- Set problem -
Below are some records; reproduce every one of them exactly.

- Stored rows -
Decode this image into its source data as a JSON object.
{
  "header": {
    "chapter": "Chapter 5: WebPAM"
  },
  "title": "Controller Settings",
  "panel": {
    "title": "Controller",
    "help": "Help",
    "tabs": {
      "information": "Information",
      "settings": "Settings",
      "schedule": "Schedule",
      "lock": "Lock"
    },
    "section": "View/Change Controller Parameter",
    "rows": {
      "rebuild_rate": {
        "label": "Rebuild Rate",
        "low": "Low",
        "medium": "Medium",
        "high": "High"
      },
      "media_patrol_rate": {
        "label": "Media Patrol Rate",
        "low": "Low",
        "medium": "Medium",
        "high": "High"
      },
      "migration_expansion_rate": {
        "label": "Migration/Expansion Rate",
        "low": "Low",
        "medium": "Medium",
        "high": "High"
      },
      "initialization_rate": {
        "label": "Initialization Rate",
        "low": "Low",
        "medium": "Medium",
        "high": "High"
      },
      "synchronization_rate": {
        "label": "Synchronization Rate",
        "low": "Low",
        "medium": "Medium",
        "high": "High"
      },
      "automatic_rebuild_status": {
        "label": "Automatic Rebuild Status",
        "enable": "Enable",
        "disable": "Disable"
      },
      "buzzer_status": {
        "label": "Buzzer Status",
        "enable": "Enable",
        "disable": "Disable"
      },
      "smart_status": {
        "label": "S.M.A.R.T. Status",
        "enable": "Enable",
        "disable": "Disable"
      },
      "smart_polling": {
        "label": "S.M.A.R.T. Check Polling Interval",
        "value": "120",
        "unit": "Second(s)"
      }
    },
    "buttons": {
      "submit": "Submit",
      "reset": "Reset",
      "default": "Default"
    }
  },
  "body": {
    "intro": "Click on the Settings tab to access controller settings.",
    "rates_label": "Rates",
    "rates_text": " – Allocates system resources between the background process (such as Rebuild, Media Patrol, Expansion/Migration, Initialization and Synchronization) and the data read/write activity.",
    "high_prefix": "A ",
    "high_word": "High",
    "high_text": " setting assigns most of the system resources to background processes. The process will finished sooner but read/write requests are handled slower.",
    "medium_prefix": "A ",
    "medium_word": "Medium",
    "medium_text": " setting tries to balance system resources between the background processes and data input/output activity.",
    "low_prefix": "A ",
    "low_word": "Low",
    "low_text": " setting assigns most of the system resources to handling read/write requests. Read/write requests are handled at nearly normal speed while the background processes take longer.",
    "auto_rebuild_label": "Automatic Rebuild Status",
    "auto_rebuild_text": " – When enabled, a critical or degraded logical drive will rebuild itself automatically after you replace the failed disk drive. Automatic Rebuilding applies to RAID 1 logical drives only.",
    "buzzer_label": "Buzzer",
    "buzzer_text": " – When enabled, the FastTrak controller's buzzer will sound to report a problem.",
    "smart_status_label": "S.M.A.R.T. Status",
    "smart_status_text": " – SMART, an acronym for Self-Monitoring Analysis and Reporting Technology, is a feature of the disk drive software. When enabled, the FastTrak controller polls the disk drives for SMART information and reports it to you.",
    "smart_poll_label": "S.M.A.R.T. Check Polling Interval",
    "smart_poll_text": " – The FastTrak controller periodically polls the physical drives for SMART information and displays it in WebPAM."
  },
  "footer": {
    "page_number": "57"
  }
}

- Solution -
Decode this image into its source data as a JSON object.
{
  "header": {
    "chapter": "Chapter 5: WebPAM"
  },
  "title": "Controller Settings",
  "panel": {
    "title": "Controller",
    "help": "Help",
    "tabs": {
      "information": "Information",
      "settings": "Settings",
      "schedule": "Schedule",
      "lock": "Lock"
    },
    "section": "View/Change Controller Parameter",
    "rows": {
      "rebuild_rate": {
        "label": "Rebuild Rate",
        "low": "Low",
        "medium": "Medium",
        "high": "High"
      },
      "media_patrol_rate": {
        "label": "Media Patrol Rate",
        "low": "Low",
        "medium": "Medium",
        "high": "High"
      },
      "migration_expansion_rate": {
        "label": "Migration/Expansion Rate",
        "low": "Low",
        "medium": "Medium",
        "high": "High"
      },
      "initialization_rate": {
        "label": "Initialization Rate",
        "low": "Low",
        "medium": "Medium",
        "high": "High"
      },
      "synchronization_rate": {
        "label": "Synchronization Rate",
        "low": "Low",
        "medium": "Medium",
        "high": "High"
      },
      "automatic_rebuild_status": {
        "label": "Automatic Rebuild Status",
        "enable": "Enable",
        "disable": "Disable"
      },
      "buzzer_status": {
        "label": "Buzzer Status",
        "enable": "Enable",
        "disable": "Disable"
      },
      "smart_status": {
        "label": "S.M.A.R.T. Status",
        "enable": "Enable",
        "disable": "Disable"
      },
      "smart_polling": {
        "label": "S.M.A.R.T. Check Polling Interval",
        "value": "120",
        "unit": "Second(s)"
      }
    },
    "buttons": {
      "submit": "Submit",
      "reset": "Reset",
      "default": "Default"
    }
  },
  "body": {
    "intro": "Click on the Settings tab to access controller settings.",
    "rates_label": "Rates",
    "rates_text": " – Allocates system resources between the background process (such as Rebuild, Media Patrol, Expansion/Migration, Initialization and Synchronization) and the data read/write activity.",
    "high_prefix": "A ",
    "high_word": "High",
    "high_text": " setting assigns most of the system resources to background processes. The process will finished sooner but read/write requests are handled slower.",
    "medium_prefix": "A ",
    "medium_word": "Medium",
    "medium_text": " setting tries to balance system resources between the background processes and data input/output activity.",
    "low_prefix": "A ",
    "low_word": "Low",
    "low_text": " setting assigns most of the system resources to handling read/write requests. Read/write requests are handled at nearly normal speed while the background processes take longer.",
    "auto_rebuild_label": "Automatic Rebuild Status",
    "auto_rebuild_text": " – When enabled, a critical or degraded logical drive will rebuild itself automatically after you replace the failed disk drive. Automatic Rebuilding applies to RAID 1 logical drives only.",
    "buzzer_label": "Buzzer",
    "buzzer_text": " – When enabled, the FastTrak controller's buzzer will sound to report a problem.",
    "smart_status_label": "S.M.A.R.T. Status",
    "smart_status_text": " – SMART, an acronym for Self-Monitoring Analysis and Reporting Technology, is a feature of the disk drive software. When enabled, the FastTrak controller polls the disk drives for SMART information and reports it to you.",
    "smart_poll_label": "S.M.A.R.T. Check Polling Interval",
    "smart_poll_text": " – The FastTrak controller periodically polls the physical drives for SMART information and displays it in WebPAM."
  },
  "footer": {
    "page_number": "57"
  }
}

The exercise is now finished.